Directive: Your task is to return, word for word, only the lines from the line with "Extract all readable text from this page." through the close of the data. Exclude all pictures.

Supplied records:
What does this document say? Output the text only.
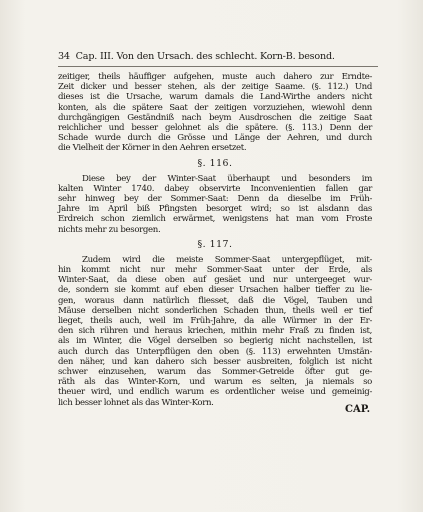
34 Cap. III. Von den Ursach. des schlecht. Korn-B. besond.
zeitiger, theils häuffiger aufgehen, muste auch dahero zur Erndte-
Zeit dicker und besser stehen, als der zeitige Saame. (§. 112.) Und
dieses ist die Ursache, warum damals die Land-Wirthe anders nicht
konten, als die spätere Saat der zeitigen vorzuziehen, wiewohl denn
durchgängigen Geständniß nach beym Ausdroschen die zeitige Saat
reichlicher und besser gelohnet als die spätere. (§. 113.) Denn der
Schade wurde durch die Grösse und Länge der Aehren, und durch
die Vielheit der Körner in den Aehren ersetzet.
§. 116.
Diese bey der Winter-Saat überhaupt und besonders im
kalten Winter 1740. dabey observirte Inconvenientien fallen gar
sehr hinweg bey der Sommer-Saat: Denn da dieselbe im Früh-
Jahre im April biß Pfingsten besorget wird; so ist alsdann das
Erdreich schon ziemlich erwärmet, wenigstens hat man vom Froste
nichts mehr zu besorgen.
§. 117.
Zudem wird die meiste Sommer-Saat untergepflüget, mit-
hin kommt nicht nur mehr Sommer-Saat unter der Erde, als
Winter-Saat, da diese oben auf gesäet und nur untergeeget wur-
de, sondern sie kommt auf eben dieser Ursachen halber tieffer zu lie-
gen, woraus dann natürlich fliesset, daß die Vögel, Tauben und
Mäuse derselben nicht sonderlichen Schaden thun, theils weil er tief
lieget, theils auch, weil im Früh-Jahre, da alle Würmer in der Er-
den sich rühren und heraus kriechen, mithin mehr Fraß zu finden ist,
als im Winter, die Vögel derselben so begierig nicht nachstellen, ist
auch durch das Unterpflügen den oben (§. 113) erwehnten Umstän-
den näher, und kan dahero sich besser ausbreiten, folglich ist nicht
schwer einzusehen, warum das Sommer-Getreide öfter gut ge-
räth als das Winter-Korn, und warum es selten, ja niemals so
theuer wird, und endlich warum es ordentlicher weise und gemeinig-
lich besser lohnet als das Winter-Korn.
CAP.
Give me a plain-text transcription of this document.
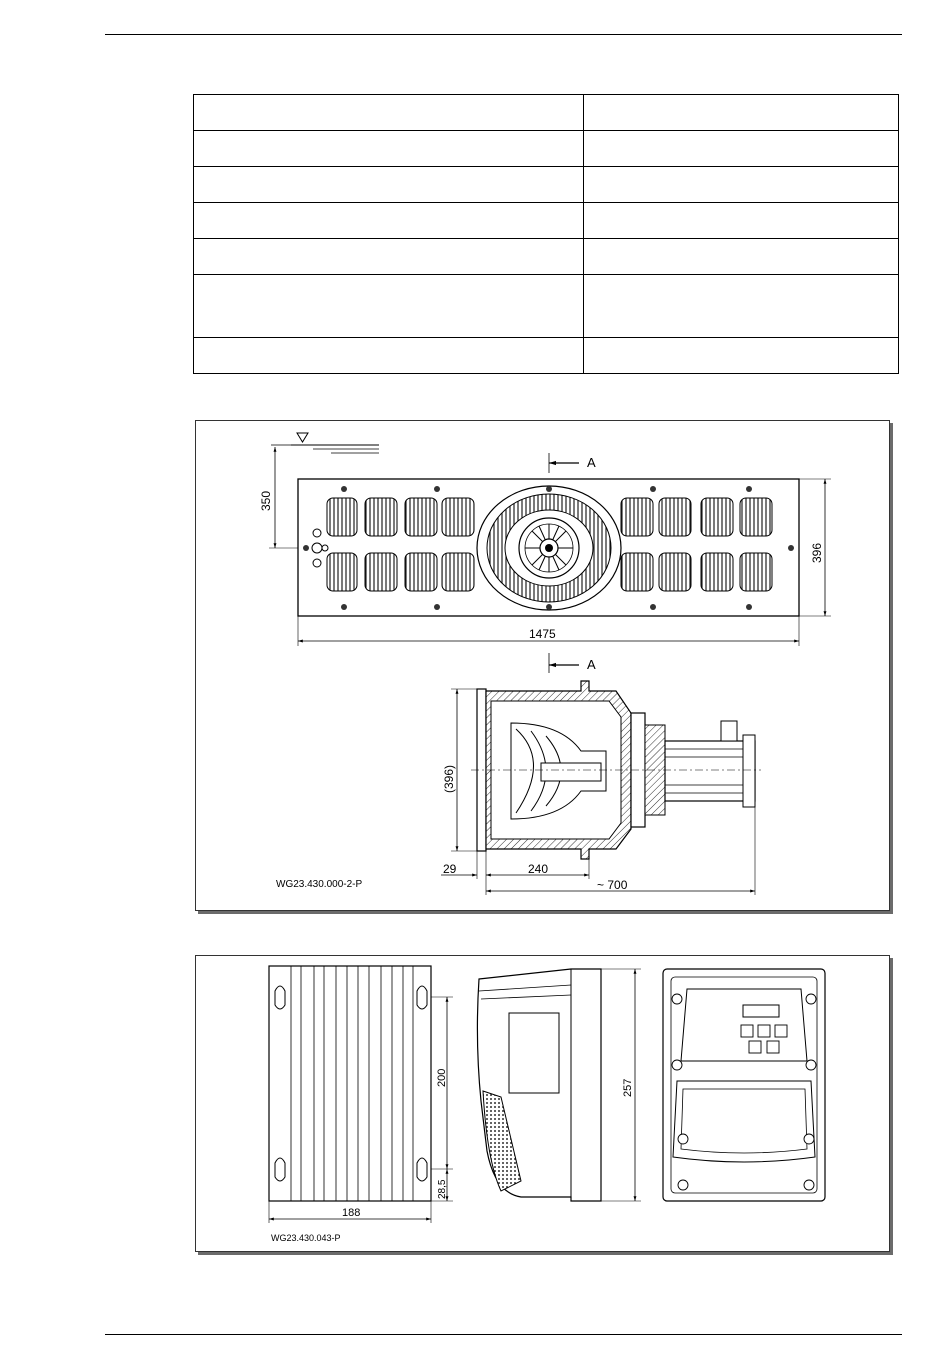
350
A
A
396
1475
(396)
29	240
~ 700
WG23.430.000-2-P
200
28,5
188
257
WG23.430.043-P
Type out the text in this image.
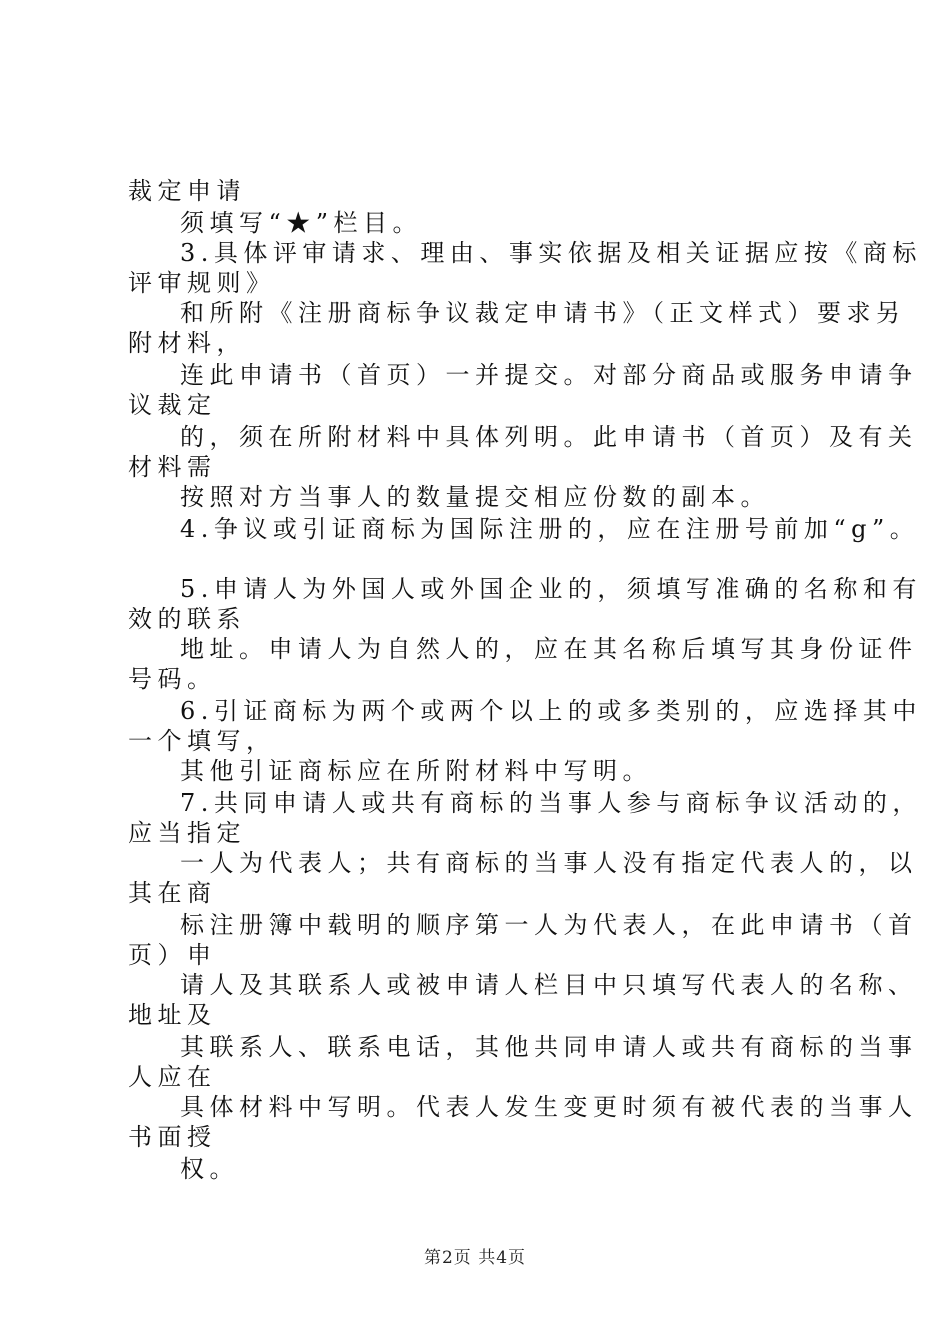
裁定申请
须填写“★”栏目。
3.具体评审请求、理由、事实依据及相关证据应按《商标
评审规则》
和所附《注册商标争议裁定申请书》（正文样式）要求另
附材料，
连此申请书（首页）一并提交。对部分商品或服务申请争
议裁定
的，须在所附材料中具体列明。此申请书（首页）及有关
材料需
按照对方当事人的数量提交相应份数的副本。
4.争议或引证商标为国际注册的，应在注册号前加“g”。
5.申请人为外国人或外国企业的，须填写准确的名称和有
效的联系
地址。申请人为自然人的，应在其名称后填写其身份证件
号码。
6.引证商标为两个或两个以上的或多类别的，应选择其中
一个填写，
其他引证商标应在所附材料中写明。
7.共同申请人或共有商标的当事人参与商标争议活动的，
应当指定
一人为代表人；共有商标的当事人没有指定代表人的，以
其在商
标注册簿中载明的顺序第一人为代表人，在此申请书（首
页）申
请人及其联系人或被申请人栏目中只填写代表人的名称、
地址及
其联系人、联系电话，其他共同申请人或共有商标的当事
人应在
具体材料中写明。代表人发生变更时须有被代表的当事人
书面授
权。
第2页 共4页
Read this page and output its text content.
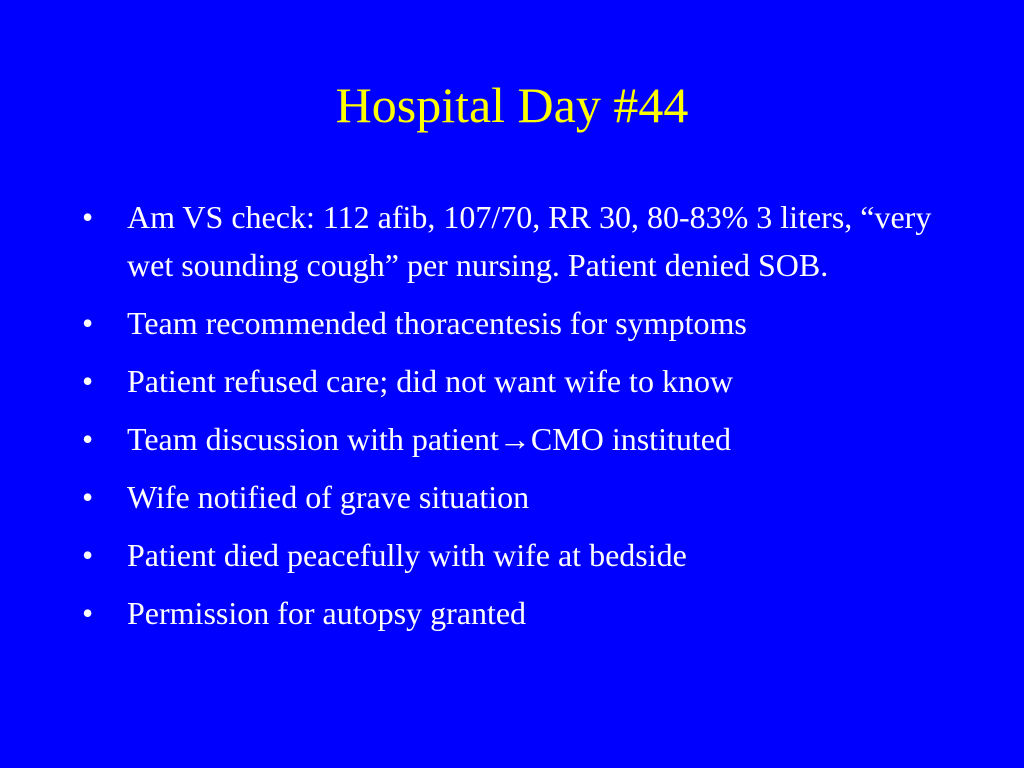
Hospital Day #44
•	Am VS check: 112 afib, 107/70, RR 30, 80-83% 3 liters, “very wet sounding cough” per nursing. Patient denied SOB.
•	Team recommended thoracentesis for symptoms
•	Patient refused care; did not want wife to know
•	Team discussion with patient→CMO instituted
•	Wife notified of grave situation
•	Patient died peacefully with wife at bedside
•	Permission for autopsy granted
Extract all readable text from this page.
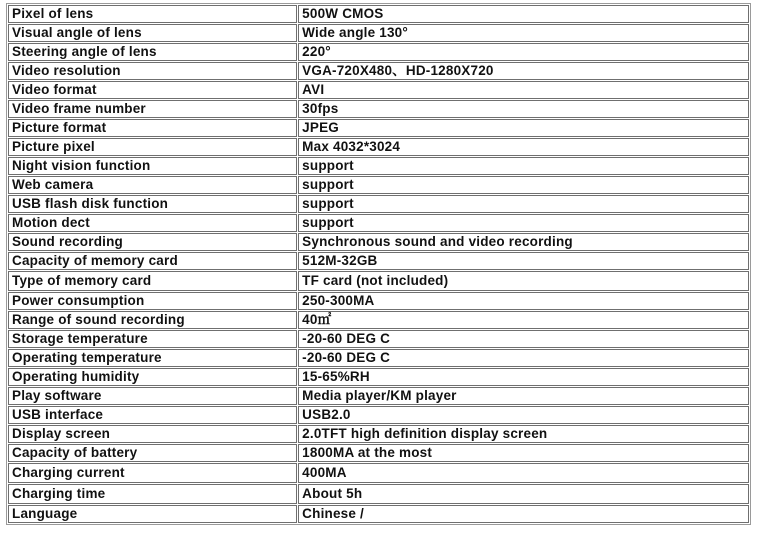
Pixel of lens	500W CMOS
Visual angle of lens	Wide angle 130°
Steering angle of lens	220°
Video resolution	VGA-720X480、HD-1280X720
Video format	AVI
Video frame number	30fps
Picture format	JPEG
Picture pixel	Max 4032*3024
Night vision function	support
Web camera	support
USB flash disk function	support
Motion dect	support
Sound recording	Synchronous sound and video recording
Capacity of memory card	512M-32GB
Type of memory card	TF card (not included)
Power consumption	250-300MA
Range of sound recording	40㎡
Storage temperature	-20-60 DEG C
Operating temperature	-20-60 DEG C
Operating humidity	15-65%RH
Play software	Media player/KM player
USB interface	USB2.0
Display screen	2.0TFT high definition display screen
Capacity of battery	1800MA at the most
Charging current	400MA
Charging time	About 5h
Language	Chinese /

Exercise result:
Extract all readable text from this page.
Pixel of lens	500W CMOS
Visual angle of lens	Wide angle 130°
Steering angle of lens	220°
Video resolution	VGA-720X480、HD-1280X720
Video format	AVI
Video frame number	30fps
Picture format	JPEG
Picture pixel	Max 4032*3024
Night vision function	support
Web camera	support
USB flash disk function	support
Motion dect	support
Sound recording	Synchronous sound and video recording
Capacity of memory card	512M-32GB
Type of memory card	TF card (not included)
Power consumption	250-300MA
Range of sound recording	40㎡
Storage temperature	-20-60 DEG C
Operating temperature	-20-60 DEG C
Operating humidity	15-65%RH
Play software	Media player/KM player
USB interface	USB2.0
Display screen	2.0TFT high definition display screen
Capacity of battery	1800MA at the most
Charging current	400MA
Charging time	About 5h
Language	Chinese /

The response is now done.